Exercise task: Using the material below, copy every line where "Bitcoin" appears.
============
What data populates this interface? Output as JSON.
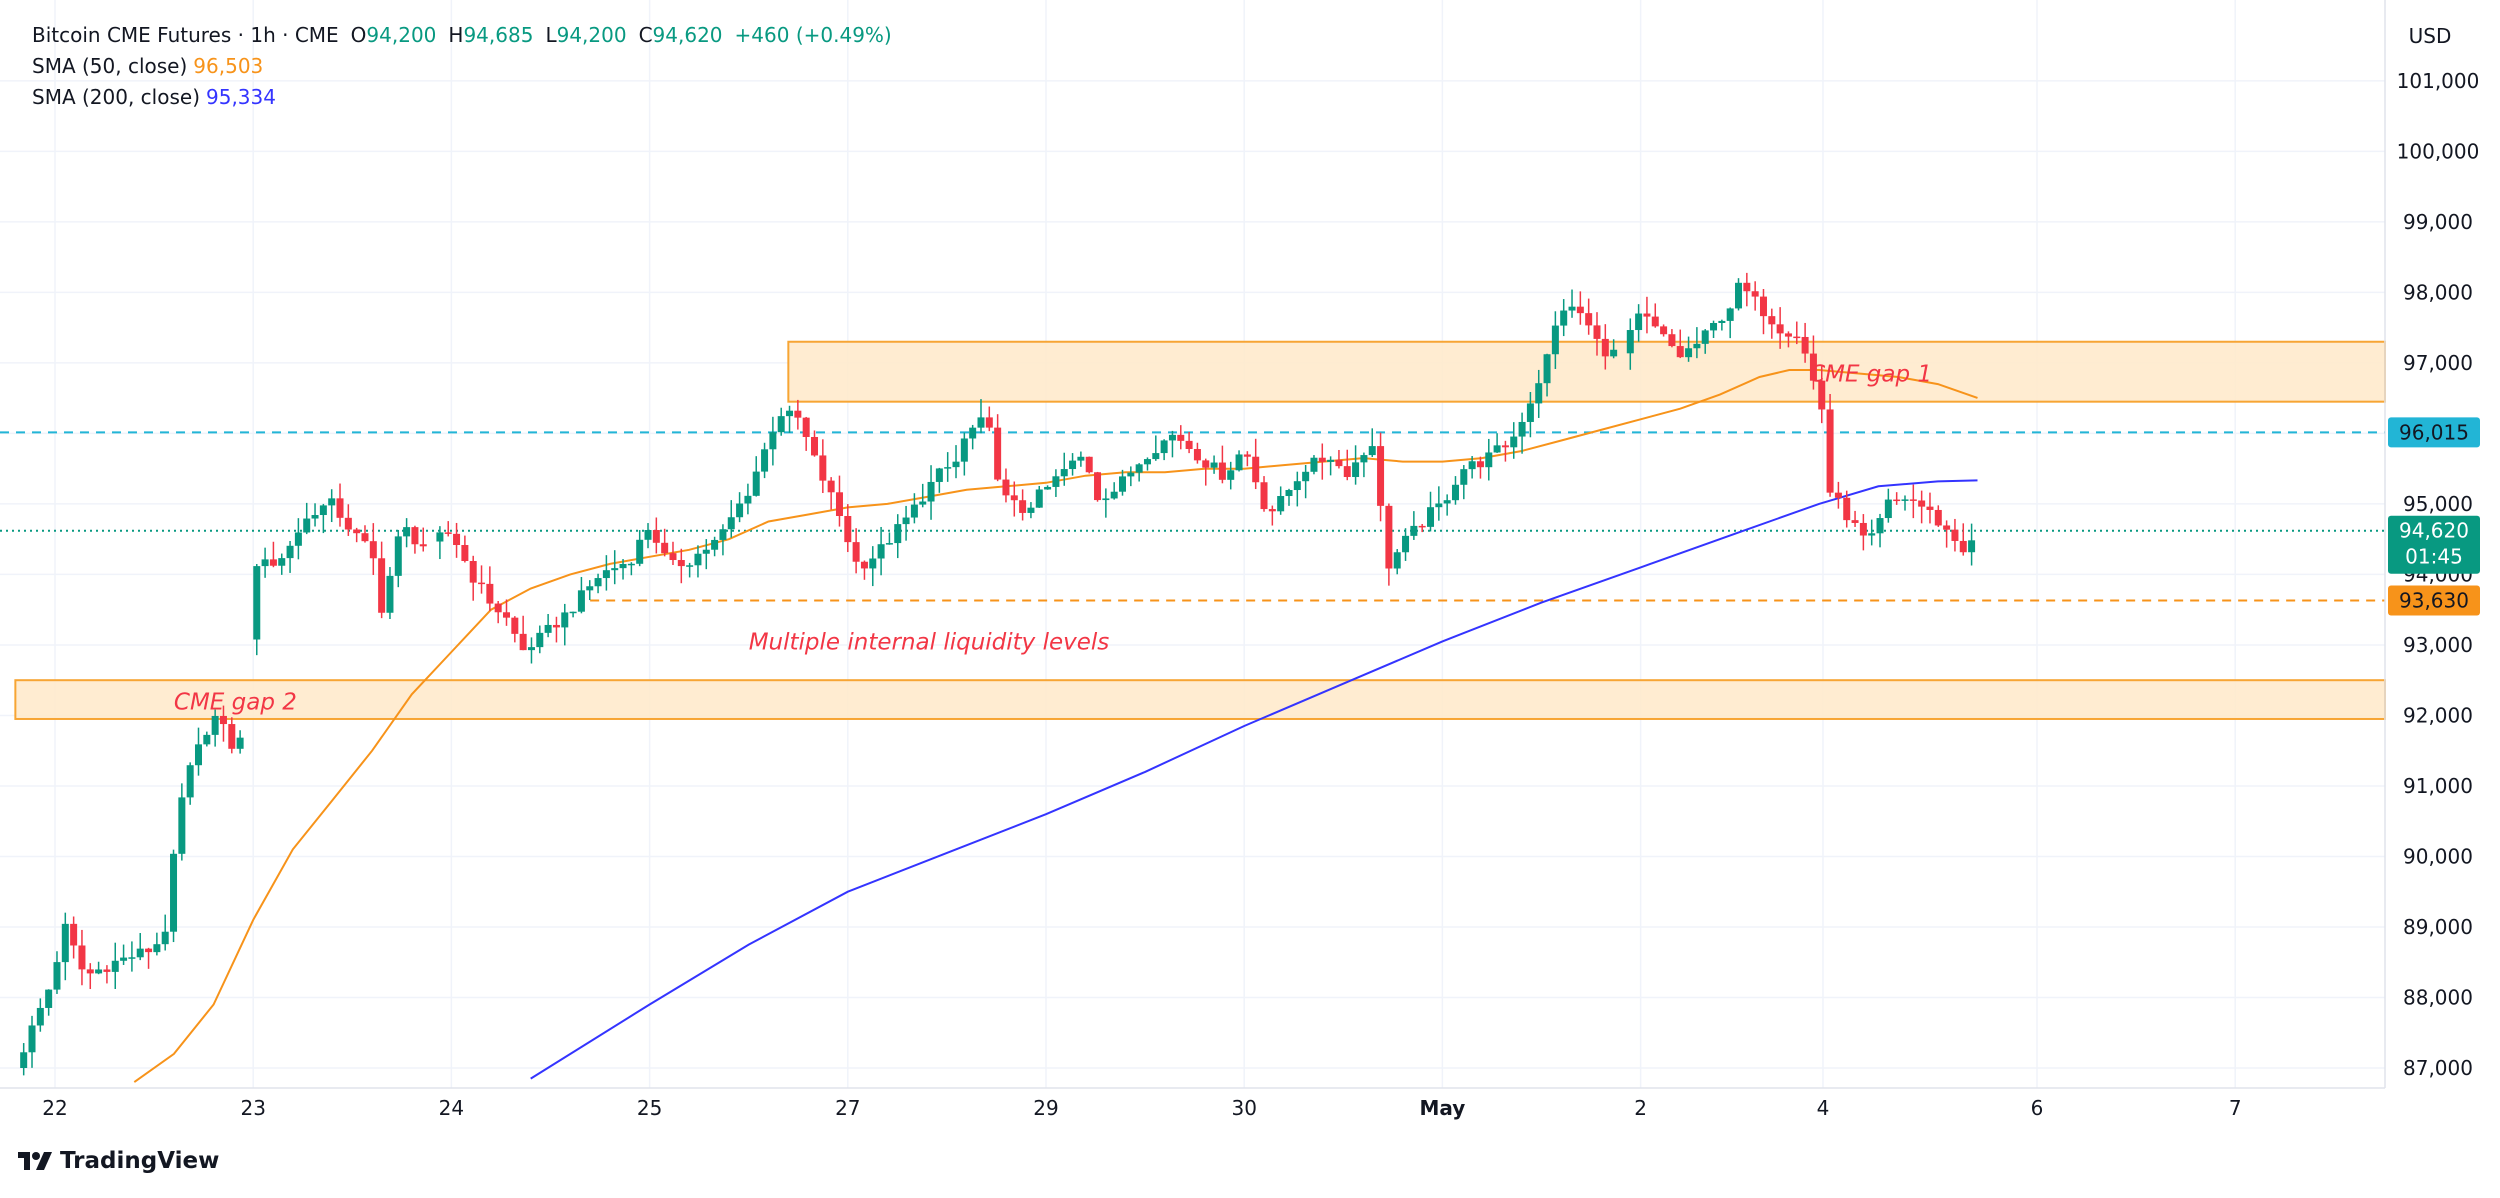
{
  "header": {
    "symbol": "Bitcoin CME Futures · 1h · CME",
    "open_label": "O",
    "open": "94,200",
    "high_label": "H",
    "high": "94,685",
    "low_label": "L",
    "low": "94,200",
    "close_label": "C",
    "close": "94,620",
    "change": "+460 (+0.49%)"
  },
  "indicators": [
    {
      "label": "SMA (50, close)",
      "value": "96,503",
      "color": "#f7931a"
    },
    {
      "label": "SMA (200, close)",
      "value": "95,334",
      "color": "#3434ff"
    }
  ],
  "currency": "USD",
  "branding": "TradingView",
  "colors": {
    "up": "#089981",
    "down": "#f23645",
    "zone_fill": "#ffe9c9",
    "zone_stroke": "#f7a534",
    "annotation": "#f23645",
    "cyan_level": "#22b5d6",
    "orange_level": "#f7931a",
    "sma50": "#f7931a",
    "sma200": "#3434ff"
  },
  "chart_data": {
    "type": "candlestick",
    "title": "Bitcoin CME Futures · 1h · CME",
    "ylim": [
      86900,
      101300
    ],
    "xlim_days": [
      -0.4,
      11.8
    ],
    "y_ticks": [
      87000,
      88000,
      89000,
      90000,
      91000,
      92000,
      93000,
      94000,
      95000,
      96000,
      97000,
      98000,
      99000,
      100000,
      101000
    ],
    "y_tick_labels": [
      "87,000",
      "88,000",
      "89,000",
      "90,000",
      "91,000",
      "92,000",
      "93,000",
      "94,000",
      "95,000",
      "96,000",
      "97,000",
      "98,000",
      "99,000",
      "100,000",
      "101,000"
    ],
    "x_ticks": [
      {
        "day": 0,
        "label": "22",
        "bold": false
      },
      {
        "day": 1,
        "label": "23",
        "bold": false
      },
      {
        "day": 2,
        "label": "24",
        "bold": false
      },
      {
        "day": 3,
        "label": "25",
        "bold": false
      },
      {
        "day": 4,
        "label": "27",
        "bold": false
      },
      {
        "day": 5,
        "label": "29",
        "bold": false
      },
      {
        "day": 6,
        "label": "30",
        "bold": false
      },
      {
        "day": 7,
        "label": "May",
        "bold": true
      },
      {
        "day": 8,
        "label": "2",
        "bold": false
      },
      {
        "day": 8.92,
        "label": "4",
        "bold": false
      },
      {
        "day": 10,
        "label": "6",
        "bold": false
      },
      {
        "day": 11,
        "label": "7",
        "bold": false
      }
    ],
    "price_path": [
      [
        -0.2,
        87000
      ],
      [
        -0.02,
        88200
      ],
      [
        0.05,
        89000
      ],
      [
        0.15,
        88300
      ],
      [
        0.3,
        88500
      ],
      [
        0.5,
        88700
      ],
      [
        0.56,
        89000
      ],
      [
        0.6,
        90000
      ],
      [
        0.65,
        91000
      ],
      [
        0.72,
        91500
      ],
      [
        0.78,
        91900
      ],
      [
        0.82,
        92000
      ],
      [
        0.88,
        91600
      ],
      [
        0.93,
        91500
      ],
      [
        1.0,
        93900
      ],
      [
        1.05,
        94300
      ],
      [
        1.12,
        94100
      ],
      [
        1.2,
        94500
      ],
      [
        1.3,
        94900
      ],
      [
        1.4,
        95000
      ],
      [
        1.5,
        94600
      ],
      [
        1.6,
        94300
      ],
      [
        1.65,
        93500
      ],
      [
        1.75,
        94700
      ],
      [
        1.85,
        94400
      ],
      [
        2.0,
        94600
      ],
      [
        2.1,
        94000
      ],
      [
        2.2,
        93600
      ],
      [
        2.3,
        93300
      ],
      [
        2.35,
        92900
      ],
      [
        2.45,
        93100
      ],
      [
        2.6,
        93500
      ],
      [
        2.75,
        94000
      ],
      [
        2.9,
        94200
      ],
      [
        3.0,
        94700
      ],
      [
        3.1,
        94100
      ],
      [
        3.2,
        94200
      ],
      [
        3.35,
        94500
      ],
      [
        3.5,
        95200
      ],
      [
        3.6,
        95900
      ],
      [
        3.65,
        96300
      ],
      [
        3.75,
        96200
      ],
      [
        3.85,
        95500
      ],
      [
        3.95,
        94900
      ],
      [
        4.05,
        94100
      ],
      [
        4.15,
        94300
      ],
      [
        4.3,
        94800
      ],
      [
        4.45,
        95400
      ],
      [
        4.55,
        95600
      ],
      [
        4.6,
        96000
      ],
      [
        4.7,
        96200
      ],
      [
        4.78,
        95100
      ],
      [
        4.88,
        94900
      ],
      [
        5.0,
        95200
      ],
      [
        5.1,
        95500
      ],
      [
        5.2,
        95700
      ],
      [
        5.25,
        95100
      ],
      [
        5.35,
        95200
      ],
      [
        5.5,
        95700
      ],
      [
        5.65,
        96000
      ],
      [
        5.8,
        95600
      ],
      [
        5.9,
        95400
      ],
      [
        6.0,
        95800
      ],
      [
        6.1,
        95000
      ],
      [
        6.15,
        94900
      ],
      [
        6.3,
        95500
      ],
      [
        6.45,
        95700
      ],
      [
        6.5,
        95400
      ],
      [
        6.6,
        95700
      ],
      [
        6.65,
        95900
      ],
      [
        6.72,
        94100
      ],
      [
        6.82,
        94500
      ],
      [
        6.95,
        94900
      ],
      [
        7.0,
        95000
      ],
      [
        7.1,
        95500
      ],
      [
        7.2,
        95600
      ],
      [
        7.35,
        95900
      ],
      [
        7.45,
        96500
      ],
      [
        7.52,
        97000
      ],
      [
        7.6,
        97800
      ],
      [
        7.7,
        97700
      ],
      [
        7.8,
        97200
      ],
      [
        7.9,
        97100
      ],
      [
        8.0,
        97700
      ],
      [
        8.1,
        97400
      ],
      [
        8.2,
        97100
      ],
      [
        8.3,
        97300
      ],
      [
        8.45,
        97800
      ],
      [
        8.5,
        98100
      ],
      [
        8.6,
        97800
      ],
      [
        8.7,
        97500
      ],
      [
        8.8,
        97400
      ],
      [
        8.92,
        96300
      ],
      [
        8.95,
        95200
      ],
      [
        9.05,
        94800
      ],
      [
        9.15,
        94400
      ],
      [
        9.25,
        95000
      ],
      [
        9.35,
        95100
      ],
      [
        9.45,
        94900
      ],
      [
        9.55,
        94600
      ],
      [
        9.65,
        94300
      ],
      [
        9.7,
        94620
      ]
    ],
    "sma50": {
      "name": "SMA (50, close)",
      "points": [
        [
          0.4,
          86800
        ],
        [
          0.6,
          87200
        ],
        [
          0.8,
          87900
        ],
        [
          1.0,
          89100
        ],
        [
          1.2,
          90100
        ],
        [
          1.4,
          90800
        ],
        [
          1.6,
          91500
        ],
        [
          1.8,
          92300
        ],
        [
          2.0,
          92900
        ],
        [
          2.2,
          93500
        ],
        [
          2.4,
          93800
        ],
        [
          2.6,
          94000
        ],
        [
          2.8,
          94150
        ],
        [
          3.0,
          94250
        ],
        [
          3.2,
          94350
        ],
        [
          3.4,
          94500
        ],
        [
          3.6,
          94750
        ],
        [
          3.8,
          94850
        ],
        [
          4.0,
          94950
        ],
        [
          4.2,
          95000
        ],
        [
          4.4,
          95100
        ],
        [
          4.6,
          95200
        ],
        [
          4.8,
          95250
        ],
        [
          5.0,
          95300
        ],
        [
          5.2,
          95400
        ],
        [
          5.4,
          95450
        ],
        [
          5.6,
          95450
        ],
        [
          5.8,
          95500
        ],
        [
          6.0,
          95500
        ],
        [
          6.2,
          95550
        ],
        [
          6.4,
          95600
        ],
        [
          6.6,
          95650
        ],
        [
          6.8,
          95600
        ],
        [
          7.0,
          95600
        ],
        [
          7.2,
          95650
        ],
        [
          7.4,
          95750
        ],
        [
          7.6,
          95900
        ],
        [
          7.8,
          96050
        ],
        [
          8.0,
          96200
        ],
        [
          8.2,
          96350
        ],
        [
          8.4,
          96550
        ],
        [
          8.6,
          96800
        ],
        [
          8.75,
          96900
        ],
        [
          8.9,
          96900
        ],
        [
          9.1,
          96850
        ],
        [
          9.3,
          96800
        ],
        [
          9.5,
          96700
        ],
        [
          9.7,
          96503
        ]
      ]
    },
    "sma200": {
      "name": "SMA (200, close)",
      "points": [
        [
          2.4,
          86850
        ],
        [
          3.0,
          87900
        ],
        [
          3.5,
          88750
        ],
        [
          4.0,
          89500
        ],
        [
          4.5,
          90050
        ],
        [
          5.0,
          90600
        ],
        [
          5.5,
          91200
        ],
        [
          6.0,
          91850
        ],
        [
          6.5,
          92450
        ],
        [
          7.0,
          93050
        ],
        [
          7.5,
          93600
        ],
        [
          8.0,
          94100
        ],
        [
          8.5,
          94600
        ],
        [
          8.9,
          95000
        ],
        [
          9.2,
          95250
        ],
        [
          9.5,
          95320
        ],
        [
          9.7,
          95334
        ]
      ]
    },
    "zones": [
      {
        "label": "CME gap 1",
        "x_start": 3.7,
        "x_end": 11.8,
        "y_low": 96450,
        "y_high": 97300
      },
      {
        "label": "CME gap 2",
        "x_start": -0.2,
        "x_end": 11.8,
        "y_low": 91950,
        "y_high": 92500
      }
    ],
    "levels": [
      {
        "value": 96015,
        "label": "96,015",
        "style": "dashed",
        "color": "#22b5d6",
        "x_start": -0.4
      },
      {
        "value": 93630,
        "label": "93,630",
        "style": "dashed",
        "color": "#f7931a",
        "x_start": 2.7
      },
      {
        "value": 94620,
        "label": "94,620",
        "sublabel": "01:45",
        "style": "dotted",
        "color": "#089981",
        "x_start": -0.4
      }
    ],
    "annotations": [
      {
        "text": "CME gap 1",
        "x": 8.85,
        "y": 96850
      },
      {
        "text": "CME gap 2",
        "x": 0.6,
        "y": 92200
      },
      {
        "text": "Multiple internal liquidity levels",
        "x": 3.5,
        "y": 93050
      }
    ]
  }
}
============
Output for this task:
    "symbol": "Bitcoin CME Futures · 1h · CME",
    "title": "Bitcoin CME Futures · 1h · CME",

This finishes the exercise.